Task brief: Copy every line of the records below verbatim, with no changes.

Data for the task:
--- --- ---
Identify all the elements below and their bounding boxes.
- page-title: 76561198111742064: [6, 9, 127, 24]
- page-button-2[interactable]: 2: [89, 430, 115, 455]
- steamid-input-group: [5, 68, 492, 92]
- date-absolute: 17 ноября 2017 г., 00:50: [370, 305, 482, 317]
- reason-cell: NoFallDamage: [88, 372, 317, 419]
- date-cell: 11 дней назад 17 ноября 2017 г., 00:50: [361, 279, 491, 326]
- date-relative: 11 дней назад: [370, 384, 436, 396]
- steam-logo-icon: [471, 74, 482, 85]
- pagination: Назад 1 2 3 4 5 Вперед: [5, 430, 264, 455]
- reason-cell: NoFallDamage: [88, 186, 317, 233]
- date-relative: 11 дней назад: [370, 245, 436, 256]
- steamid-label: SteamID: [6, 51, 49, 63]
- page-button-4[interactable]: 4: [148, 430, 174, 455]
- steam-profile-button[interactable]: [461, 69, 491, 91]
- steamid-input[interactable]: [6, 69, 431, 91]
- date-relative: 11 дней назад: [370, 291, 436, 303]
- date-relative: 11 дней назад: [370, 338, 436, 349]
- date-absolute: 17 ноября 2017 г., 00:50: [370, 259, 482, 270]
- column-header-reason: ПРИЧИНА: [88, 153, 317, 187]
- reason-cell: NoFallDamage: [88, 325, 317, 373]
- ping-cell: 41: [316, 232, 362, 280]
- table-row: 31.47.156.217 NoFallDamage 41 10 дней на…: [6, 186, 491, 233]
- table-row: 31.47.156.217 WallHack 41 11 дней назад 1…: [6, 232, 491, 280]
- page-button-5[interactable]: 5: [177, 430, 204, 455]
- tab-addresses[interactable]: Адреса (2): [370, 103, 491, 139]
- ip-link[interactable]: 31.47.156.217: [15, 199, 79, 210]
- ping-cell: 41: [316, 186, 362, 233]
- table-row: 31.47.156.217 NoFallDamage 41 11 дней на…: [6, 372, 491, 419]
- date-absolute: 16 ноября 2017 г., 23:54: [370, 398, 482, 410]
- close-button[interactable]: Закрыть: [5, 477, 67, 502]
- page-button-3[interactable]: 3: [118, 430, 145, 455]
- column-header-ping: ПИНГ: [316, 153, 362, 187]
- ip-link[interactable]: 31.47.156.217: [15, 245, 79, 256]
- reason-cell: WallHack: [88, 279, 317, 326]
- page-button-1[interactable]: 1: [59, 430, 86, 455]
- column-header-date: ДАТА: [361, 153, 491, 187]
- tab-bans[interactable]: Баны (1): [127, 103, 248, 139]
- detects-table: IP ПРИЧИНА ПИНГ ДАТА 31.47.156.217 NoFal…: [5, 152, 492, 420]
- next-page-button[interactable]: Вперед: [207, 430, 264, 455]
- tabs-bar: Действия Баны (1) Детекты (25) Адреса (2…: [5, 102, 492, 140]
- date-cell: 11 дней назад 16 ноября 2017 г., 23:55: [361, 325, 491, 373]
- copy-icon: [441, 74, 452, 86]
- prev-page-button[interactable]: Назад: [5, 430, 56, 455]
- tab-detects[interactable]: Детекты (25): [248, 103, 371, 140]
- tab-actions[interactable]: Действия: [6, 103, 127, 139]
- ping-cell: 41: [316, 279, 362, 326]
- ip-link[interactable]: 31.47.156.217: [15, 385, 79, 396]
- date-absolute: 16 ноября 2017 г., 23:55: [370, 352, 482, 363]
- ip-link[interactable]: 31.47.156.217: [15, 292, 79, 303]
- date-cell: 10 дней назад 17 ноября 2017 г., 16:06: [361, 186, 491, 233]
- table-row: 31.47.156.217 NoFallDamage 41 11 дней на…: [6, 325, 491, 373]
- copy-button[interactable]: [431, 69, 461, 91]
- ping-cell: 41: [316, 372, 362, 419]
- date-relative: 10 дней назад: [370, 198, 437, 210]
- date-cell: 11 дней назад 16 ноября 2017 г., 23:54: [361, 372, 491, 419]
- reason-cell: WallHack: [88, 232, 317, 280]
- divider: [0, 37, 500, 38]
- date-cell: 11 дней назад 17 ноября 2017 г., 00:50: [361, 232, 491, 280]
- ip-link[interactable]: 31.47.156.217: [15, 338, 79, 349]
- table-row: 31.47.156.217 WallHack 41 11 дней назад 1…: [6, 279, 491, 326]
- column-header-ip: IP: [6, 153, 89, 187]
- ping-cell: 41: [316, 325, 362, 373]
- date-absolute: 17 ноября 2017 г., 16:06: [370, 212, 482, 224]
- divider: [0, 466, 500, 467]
--- --- ---
Task answer:
Identify all the elements below and their bounding boxes.
- page-title: 76561198111742064: [6, 9, 127, 24]
- page-button-2[interactable]: 2: [89, 430, 115, 455]
- steamid-input-group: [5, 68, 492, 92]
- date-absolute: 17 ноября 2017 г., 00:50: [370, 305, 482, 317]
- reason-cell: NoFallDamage: [88, 372, 317, 419]
- date-cell: 11 дней назад 17 ноября 2017 г., 00:50: [361, 279, 491, 326]
- date-relative: 11 дней назад: [370, 384, 436, 396]
- steam-logo-icon: [471, 74, 482, 85]
- pagination: Назад 1 2 3 4 5 Вперед: [5, 430, 264, 455]
- reason-cell: NoFallDamage: [88, 186, 317, 233]
- date-relative: 11 дней назад: [370, 245, 436, 256]
- steamid-label: SteamID: [6, 51, 49, 63]
- page-button-4[interactable]: 4: [148, 430, 174, 455]
- steam-profile-button[interactable]: [461, 69, 491, 91]
- steamid-input[interactable]: [6, 69, 431, 91]
- date-relative: 11 дней назад: [370, 291, 436, 303]
- date-relative: 11 дней назад: [370, 338, 436, 349]
- date-absolute: 17 ноября 2017 г., 00:50: [370, 259, 482, 270]
- column-header-reason: ПРИЧИНА: [88, 153, 317, 187]
- reason-cell: NoFallDamage: [88, 325, 317, 373]
- ping-cell: 41: [316, 232, 362, 280]
- table-row: 31.47.156.217 NoFallDamage 41 10 дней на…: [6, 186, 491, 233]
- table-row: 31.47.156.217 WallHack 41 11 дней назад 1…: [6, 232, 491, 280]
- page-button-5[interactable]: 5: [177, 430, 204, 455]
- tab-addresses[interactable]: Адреса (2): [370, 103, 491, 139]
- ip-link[interactable]: 31.47.156.217: [15, 199, 79, 210]
- ping-cell: 41: [316, 186, 362, 233]
- table-row: 31.47.156.217 NoFallDamage 41 11 дней на…: [6, 372, 491, 419]
- date-absolute: 16 ноября 2017 г., 23:54: [370, 398, 482, 410]
- close-button[interactable]: Закрыть: [5, 477, 67, 502]
- page-button-3[interactable]: 3: [118, 430, 145, 455]
- column-header-ping: ПИНГ: [316, 153, 362, 187]
- ip-link[interactable]: 31.47.156.217: [15, 245, 79, 256]
- reason-cell: WallHack: [88, 279, 317, 326]
- page-button-1[interactable]: 1: [59, 430, 86, 455]
- column-header-date: ДАТА: [361, 153, 491, 187]
- tab-bans[interactable]: Баны (1): [127, 103, 248, 139]
- detects-table: IP ПРИЧИНА ПИНГ ДАТА 31.47.156.217 NoFal…: [5, 152, 492, 420]
- next-page-button[interactable]: Вперед: [207, 430, 264, 455]
- tabs-bar: Действия Баны (1) Детекты (25) Адреса (2…: [5, 102, 492, 140]
- date-cell: 11 дней назад 16 ноября 2017 г., 23:55: [361, 325, 491, 373]
- copy-icon: [441, 74, 452, 86]
- prev-page-button[interactable]: Назад: [5, 430, 56, 455]
- tab-detects[interactable]: Детекты (25): [248, 103, 371, 140]
- tab-actions[interactable]: Действия: [6, 103, 127, 139]
- ping-cell: 41: [316, 279, 362, 326]
- ip-link[interactable]: 31.47.156.217: [15, 385, 79, 396]
- date-absolute: 16 ноября 2017 г., 23:55: [370, 352, 482, 363]
- ip-link[interactable]: 31.47.156.217: [15, 292, 79, 303]
- date-cell: 10 дней назад 17 ноября 2017 г., 16:06: [361, 186, 491, 233]
- table-row: 31.47.156.217 NoFallDamage 41 11 дней на…: [6, 325, 491, 373]
- copy-button[interactable]: [431, 69, 461, 91]
- ping-cell: 41: [316, 372, 362, 419]
- date-relative: 10 дней назад: [370, 198, 437, 210]
- date-cell: 11 дней назад 16 ноября 2017 г., 23:54: [361, 372, 491, 419]
- reason-cell: WallHack: [88, 232, 317, 280]
- divider: [0, 37, 500, 38]
- date-cell: 11 дней назад 17 ноября 2017 г., 00:50: [361, 232, 491, 280]
- ip-link[interactable]: 31.47.156.217: [15, 338, 79, 349]
- table-row: 31.47.156.217 WallHack 41 11 дней назад 1…: [6, 279, 491, 326]
- column-header-ip: IP: [6, 153, 89, 187]
- ping-cell: 41: [316, 325, 362, 373]
- date-absolute: 17 ноября 2017 г., 16:06: [370, 212, 482, 224]
- divider: [0, 466, 500, 467]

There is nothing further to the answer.